» Exercise
Pictures aside, quote the whole listing exactly.

Collection entries
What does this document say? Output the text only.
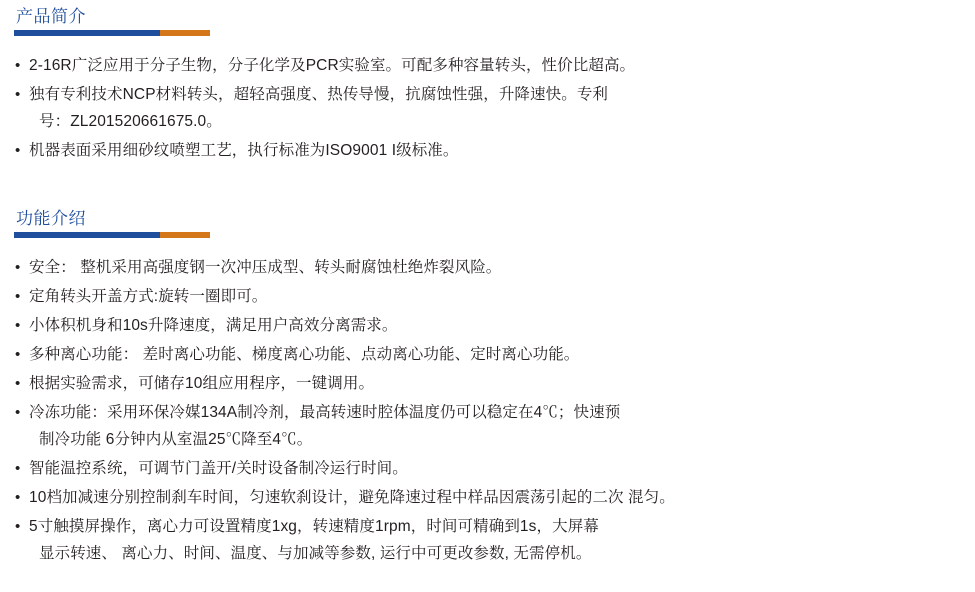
产品简介
• 2-16R广泛应用于分子生物，分子化学及PCR实验室。可配多种容量转头，性价比超高。
• 独有专利技术NCP材料转头，超轻高强度、热传导慢，抗腐蚀性强，升降速快。专利
号：ZL201520661675.0。
• 机器表面采用细砂纹喷塑工艺，执行标准为ISO9001 I级标准。
功能介绍
• 安全： 整机采用高强度钢一次冲压成型、转头耐腐蚀杜绝炸裂风险。
• 定角转头开盖方式:旋转一圈即可。
• 小体积机身和10s升降速度，满足用户高效分离需求。
• 多种离心功能： 差时离心功能、梯度离心功能、点动离心功能、定时离心功能。
• 根据实验需求，可储存10组应用程序，一键调用。
• 冷冻功能：采用环保冷媒134A制冷剂，最高转速时腔体温度仍可以稳定在4℃；快速预
制冷功能 6分钟内从室温25℃降至4℃。
• 智能温控系统，可调节门盖开/关时设备制冷运行时间。
• 10档加减速分别控制刹车时间，匀速软刹设计，避免降速过程中样品因震荡引起的二次 混匀。
• 5寸触摸屏操作，离心力可设置精度1xg，转速精度1rpm，时间可精确到1s，大屏幕
显示转速、 离心力、时间、温度、与加减等参数, 运行中可更改参数, 无需停机。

» Finished task
What does this document say? Output the text only.
产品简介
• 2-16R广泛应用于分子生物，分子化学及PCR实验室。可配多种容量转头，性价比超高。
• 独有专利技术NCP材料转头，超轻高强度、热传导慢，抗腐蚀性强，升降速快。专利
号：ZL201520661675.0。
• 机器表面采用细砂纹喷塑工艺，执行标准为ISO9001 I级标准。
功能介绍
• 安全： 整机采用高强度钢一次冲压成型、转头耐腐蚀杜绝炸裂风险。
• 定角转头开盖方式:旋转一圈即可。
• 小体积机身和10s升降速度，满足用户高效分离需求。
• 多种离心功能： 差时离心功能、梯度离心功能、点动离心功能、定时离心功能。
• 根据实验需求，可储存10组应用程序，一键调用。
• 冷冻功能：采用环保冷媒134A制冷剂，最高转速时腔体温度仍可以稳定在4℃；快速预
制冷功能 6分钟内从室温25℃降至4℃。
• 智能温控系统，可调节门盖开/关时设备制冷运行时间。
• 10档加减速分别控制刹车时间，匀速软刹设计，避免降速过程中样品因震荡引起的二次 混匀。
• 5寸触摸屏操作，离心力可设置精度1xg，转速精度1rpm，时间可精确到1s，大屏幕
显示转速、 离心力、时间、温度、与加减等参数, 运行中可更改参数, 无需停机。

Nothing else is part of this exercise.